• _Task inputs_:
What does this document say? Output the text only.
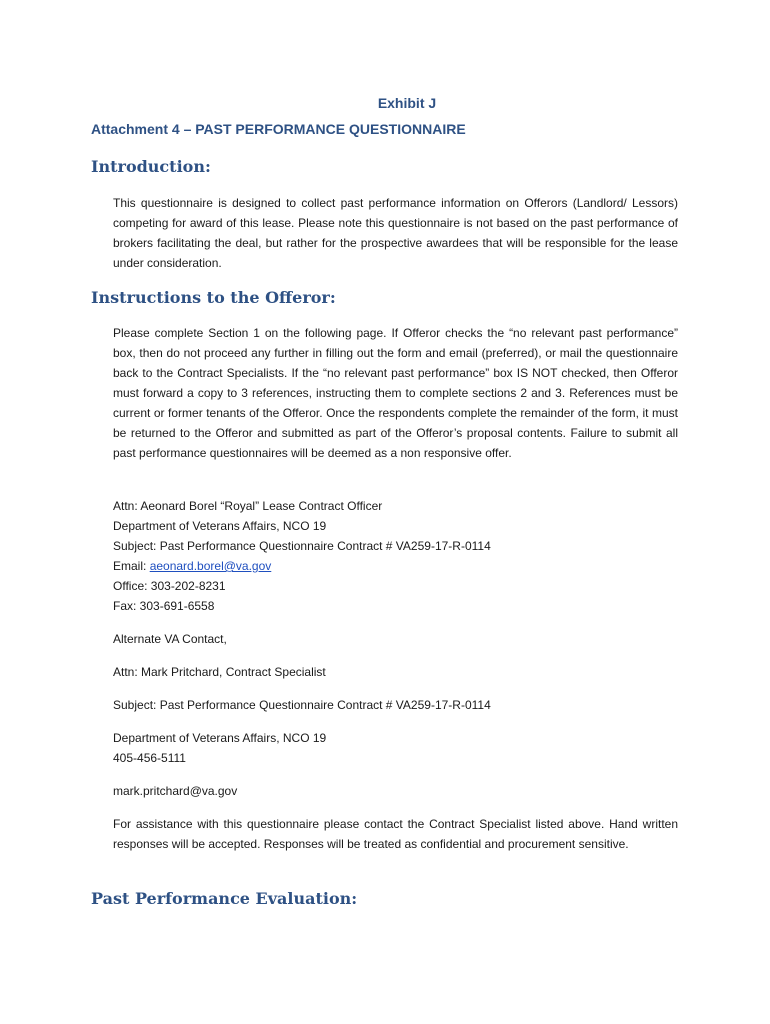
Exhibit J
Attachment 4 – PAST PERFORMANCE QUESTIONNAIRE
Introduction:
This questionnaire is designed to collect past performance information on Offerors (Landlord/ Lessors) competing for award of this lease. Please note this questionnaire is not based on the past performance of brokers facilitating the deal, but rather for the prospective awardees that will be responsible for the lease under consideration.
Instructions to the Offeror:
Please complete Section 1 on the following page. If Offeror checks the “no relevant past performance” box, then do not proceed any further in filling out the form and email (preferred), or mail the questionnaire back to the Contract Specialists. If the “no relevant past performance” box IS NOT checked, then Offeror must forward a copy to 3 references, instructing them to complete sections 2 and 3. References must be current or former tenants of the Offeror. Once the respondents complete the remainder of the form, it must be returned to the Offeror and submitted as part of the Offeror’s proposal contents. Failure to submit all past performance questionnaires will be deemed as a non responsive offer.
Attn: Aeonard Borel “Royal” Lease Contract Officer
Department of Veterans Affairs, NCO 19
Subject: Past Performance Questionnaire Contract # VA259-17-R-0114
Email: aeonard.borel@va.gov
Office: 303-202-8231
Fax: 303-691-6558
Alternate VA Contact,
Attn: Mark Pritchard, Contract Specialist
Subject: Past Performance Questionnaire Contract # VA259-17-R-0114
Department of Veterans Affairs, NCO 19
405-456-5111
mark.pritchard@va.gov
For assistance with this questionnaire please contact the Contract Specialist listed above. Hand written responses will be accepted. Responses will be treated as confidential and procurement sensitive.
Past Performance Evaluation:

• _Exercise objective_: Go through the data above and transcribe it in full, omitting any image.

• _Solved problem_:
What does this document say? Output the text only.
Exhibit J
Attachment 4 – PAST PERFORMANCE QUESTIONNAIRE
Introduction:
This questionnaire is designed to collect past performance information on Offerors (Landlord/ Lessors) competing for award of this lease. Please note this questionnaire is not based on the past performance of brokers facilitating the deal, but rather for the prospective awardees that will be responsible for the lease under consideration.
Instructions to the Offeror:
Please complete Section 1 on the following page. If Offeror checks the “no relevant past performance” box, then do not proceed any further in filling out the form and email (preferred), or mail the questionnaire back to the Contract Specialists. If the “no relevant past performance” box IS NOT checked, then Offeror must forward a copy to 3 references, instructing them to complete sections 2 and 3. References must be current or former tenants of the Offeror. Once the respondents complete the remainder of the form, it must be returned to the Offeror and submitted as part of the Offeror’s proposal contents. Failure to submit all past performance questionnaires will be deemed as a non responsive offer.
Attn: Aeonard Borel “Royal” Lease Contract Officer
Department of Veterans Affairs, NCO 19
Subject: Past Performance Questionnaire Contract # VA259-17-R-0114
Email: aeonard.borel@va.gov
Office: 303-202-8231
Fax: 303-691-6558
Alternate VA Contact,
Attn: Mark Pritchard, Contract Specialist
Subject: Past Performance Questionnaire Contract # VA259-17-R-0114
Department of Veterans Affairs, NCO 19
405-456-5111
mark.pritchard@va.gov
For assistance with this questionnaire please contact the Contract Specialist listed above. Hand written responses will be accepted. Responses will be treated as confidential and procurement sensitive.
Past Performance Evaluation:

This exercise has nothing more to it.